• _Directive_:
List all lines of the data that include the string "Energy".

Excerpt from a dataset
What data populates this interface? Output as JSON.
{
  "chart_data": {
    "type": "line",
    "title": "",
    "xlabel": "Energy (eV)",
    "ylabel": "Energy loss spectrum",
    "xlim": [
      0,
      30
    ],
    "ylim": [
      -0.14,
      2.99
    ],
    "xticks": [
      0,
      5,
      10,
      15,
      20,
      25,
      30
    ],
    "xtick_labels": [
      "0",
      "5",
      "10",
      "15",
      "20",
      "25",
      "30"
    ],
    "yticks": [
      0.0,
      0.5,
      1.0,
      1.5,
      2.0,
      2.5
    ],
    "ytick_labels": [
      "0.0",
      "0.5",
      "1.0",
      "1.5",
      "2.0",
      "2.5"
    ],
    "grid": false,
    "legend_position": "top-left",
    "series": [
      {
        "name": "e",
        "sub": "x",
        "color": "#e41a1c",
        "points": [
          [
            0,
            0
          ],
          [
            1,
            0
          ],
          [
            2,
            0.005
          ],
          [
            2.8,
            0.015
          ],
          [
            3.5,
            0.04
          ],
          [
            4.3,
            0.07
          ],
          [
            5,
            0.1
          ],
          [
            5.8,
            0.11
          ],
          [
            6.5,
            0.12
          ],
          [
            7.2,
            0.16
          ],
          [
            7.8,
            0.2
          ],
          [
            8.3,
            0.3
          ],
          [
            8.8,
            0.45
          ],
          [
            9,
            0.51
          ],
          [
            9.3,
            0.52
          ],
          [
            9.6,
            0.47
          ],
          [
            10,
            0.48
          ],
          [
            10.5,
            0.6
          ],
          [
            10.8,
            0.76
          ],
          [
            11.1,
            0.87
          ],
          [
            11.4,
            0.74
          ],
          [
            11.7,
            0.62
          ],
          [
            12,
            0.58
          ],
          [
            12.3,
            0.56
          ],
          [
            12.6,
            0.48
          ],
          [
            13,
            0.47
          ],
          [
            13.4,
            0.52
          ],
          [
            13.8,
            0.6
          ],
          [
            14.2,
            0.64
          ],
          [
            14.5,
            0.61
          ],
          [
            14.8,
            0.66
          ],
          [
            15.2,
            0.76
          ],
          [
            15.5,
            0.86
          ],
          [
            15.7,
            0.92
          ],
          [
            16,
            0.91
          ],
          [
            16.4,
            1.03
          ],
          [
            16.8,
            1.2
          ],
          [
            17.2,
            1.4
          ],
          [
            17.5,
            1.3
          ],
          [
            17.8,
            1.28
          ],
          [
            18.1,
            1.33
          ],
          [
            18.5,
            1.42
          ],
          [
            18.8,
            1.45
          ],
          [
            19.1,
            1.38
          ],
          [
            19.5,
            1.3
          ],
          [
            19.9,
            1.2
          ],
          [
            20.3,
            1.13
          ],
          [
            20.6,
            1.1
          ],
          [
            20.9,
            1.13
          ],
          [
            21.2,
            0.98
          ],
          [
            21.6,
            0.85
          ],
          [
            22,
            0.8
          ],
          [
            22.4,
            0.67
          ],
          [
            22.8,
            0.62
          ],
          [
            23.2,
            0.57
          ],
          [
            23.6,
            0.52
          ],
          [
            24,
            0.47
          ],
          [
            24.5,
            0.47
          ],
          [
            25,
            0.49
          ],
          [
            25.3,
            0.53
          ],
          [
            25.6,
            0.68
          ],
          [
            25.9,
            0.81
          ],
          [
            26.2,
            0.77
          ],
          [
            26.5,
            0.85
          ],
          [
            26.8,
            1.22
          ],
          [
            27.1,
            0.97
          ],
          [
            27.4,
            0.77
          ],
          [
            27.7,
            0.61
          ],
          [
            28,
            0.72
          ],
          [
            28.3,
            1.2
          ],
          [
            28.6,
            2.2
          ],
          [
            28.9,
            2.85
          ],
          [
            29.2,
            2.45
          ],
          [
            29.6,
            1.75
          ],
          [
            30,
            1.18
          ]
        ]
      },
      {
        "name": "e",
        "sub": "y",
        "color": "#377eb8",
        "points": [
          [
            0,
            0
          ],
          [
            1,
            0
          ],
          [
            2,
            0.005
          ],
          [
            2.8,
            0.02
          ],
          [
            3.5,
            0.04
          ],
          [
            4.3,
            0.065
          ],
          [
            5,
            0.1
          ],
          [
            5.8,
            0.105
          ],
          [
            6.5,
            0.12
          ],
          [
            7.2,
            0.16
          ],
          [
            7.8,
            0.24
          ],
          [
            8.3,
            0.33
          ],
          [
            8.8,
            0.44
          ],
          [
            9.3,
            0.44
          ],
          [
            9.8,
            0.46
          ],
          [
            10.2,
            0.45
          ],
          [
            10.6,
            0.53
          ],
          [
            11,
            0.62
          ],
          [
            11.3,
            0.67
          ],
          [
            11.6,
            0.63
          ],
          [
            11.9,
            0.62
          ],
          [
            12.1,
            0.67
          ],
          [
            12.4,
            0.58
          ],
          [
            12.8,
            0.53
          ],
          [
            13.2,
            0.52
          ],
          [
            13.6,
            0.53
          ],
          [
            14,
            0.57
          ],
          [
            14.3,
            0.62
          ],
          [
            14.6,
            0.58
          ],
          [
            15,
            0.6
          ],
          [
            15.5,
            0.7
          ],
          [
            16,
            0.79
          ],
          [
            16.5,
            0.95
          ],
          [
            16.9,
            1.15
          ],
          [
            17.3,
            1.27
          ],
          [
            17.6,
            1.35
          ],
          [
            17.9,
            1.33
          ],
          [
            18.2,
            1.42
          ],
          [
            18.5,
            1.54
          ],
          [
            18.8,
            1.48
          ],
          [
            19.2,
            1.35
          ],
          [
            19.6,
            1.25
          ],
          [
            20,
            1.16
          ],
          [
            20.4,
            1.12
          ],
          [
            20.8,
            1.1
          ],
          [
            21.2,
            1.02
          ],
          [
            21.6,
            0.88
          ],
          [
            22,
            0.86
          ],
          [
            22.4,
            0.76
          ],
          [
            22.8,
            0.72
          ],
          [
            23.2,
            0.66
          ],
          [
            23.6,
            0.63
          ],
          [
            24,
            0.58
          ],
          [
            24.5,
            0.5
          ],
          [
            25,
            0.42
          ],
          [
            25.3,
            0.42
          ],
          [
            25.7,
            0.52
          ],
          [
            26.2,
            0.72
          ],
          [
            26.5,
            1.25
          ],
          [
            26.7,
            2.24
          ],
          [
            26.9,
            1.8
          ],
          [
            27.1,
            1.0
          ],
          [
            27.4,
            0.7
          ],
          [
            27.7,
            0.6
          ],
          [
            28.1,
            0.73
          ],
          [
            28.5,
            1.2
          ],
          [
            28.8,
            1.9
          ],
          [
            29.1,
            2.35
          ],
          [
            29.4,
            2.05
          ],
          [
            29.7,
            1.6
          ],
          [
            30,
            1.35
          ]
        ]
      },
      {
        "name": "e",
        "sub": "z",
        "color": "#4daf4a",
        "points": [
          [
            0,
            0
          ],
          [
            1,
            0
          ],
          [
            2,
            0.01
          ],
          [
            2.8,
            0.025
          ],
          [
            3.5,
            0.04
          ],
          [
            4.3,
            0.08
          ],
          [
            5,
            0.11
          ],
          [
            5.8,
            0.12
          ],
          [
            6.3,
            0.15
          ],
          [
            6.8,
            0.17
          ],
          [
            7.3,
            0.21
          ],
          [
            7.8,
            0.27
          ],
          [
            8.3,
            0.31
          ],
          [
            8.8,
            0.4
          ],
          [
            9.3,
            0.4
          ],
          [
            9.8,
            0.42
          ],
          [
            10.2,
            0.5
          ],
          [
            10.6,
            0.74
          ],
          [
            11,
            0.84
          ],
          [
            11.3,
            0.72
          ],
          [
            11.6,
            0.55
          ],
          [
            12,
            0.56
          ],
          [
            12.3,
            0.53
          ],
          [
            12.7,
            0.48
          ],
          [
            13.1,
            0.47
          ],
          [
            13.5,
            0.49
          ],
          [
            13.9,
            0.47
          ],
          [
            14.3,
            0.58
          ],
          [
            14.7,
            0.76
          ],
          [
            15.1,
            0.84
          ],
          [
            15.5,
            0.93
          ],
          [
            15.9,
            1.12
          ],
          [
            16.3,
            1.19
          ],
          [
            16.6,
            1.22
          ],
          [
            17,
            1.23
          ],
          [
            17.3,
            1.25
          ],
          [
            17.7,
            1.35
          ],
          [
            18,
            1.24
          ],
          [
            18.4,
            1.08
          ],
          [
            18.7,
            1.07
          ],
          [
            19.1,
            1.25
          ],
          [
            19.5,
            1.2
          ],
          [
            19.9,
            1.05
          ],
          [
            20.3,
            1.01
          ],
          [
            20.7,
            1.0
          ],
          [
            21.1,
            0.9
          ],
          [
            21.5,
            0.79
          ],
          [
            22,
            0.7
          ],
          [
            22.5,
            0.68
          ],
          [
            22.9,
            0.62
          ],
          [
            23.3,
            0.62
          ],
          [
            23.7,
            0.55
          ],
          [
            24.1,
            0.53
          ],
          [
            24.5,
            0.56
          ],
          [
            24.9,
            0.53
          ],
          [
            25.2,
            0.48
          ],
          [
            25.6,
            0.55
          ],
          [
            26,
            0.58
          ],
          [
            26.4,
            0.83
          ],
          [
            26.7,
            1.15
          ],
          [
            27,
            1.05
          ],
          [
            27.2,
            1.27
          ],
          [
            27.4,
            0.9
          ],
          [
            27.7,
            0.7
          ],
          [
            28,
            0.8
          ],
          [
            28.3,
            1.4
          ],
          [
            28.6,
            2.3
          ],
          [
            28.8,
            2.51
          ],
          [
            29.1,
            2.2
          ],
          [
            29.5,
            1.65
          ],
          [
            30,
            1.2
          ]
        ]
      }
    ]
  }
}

• _Exercise result_:
    "xlabel": "Energy (eV)",
    "ylabel": "Energy loss spectrum",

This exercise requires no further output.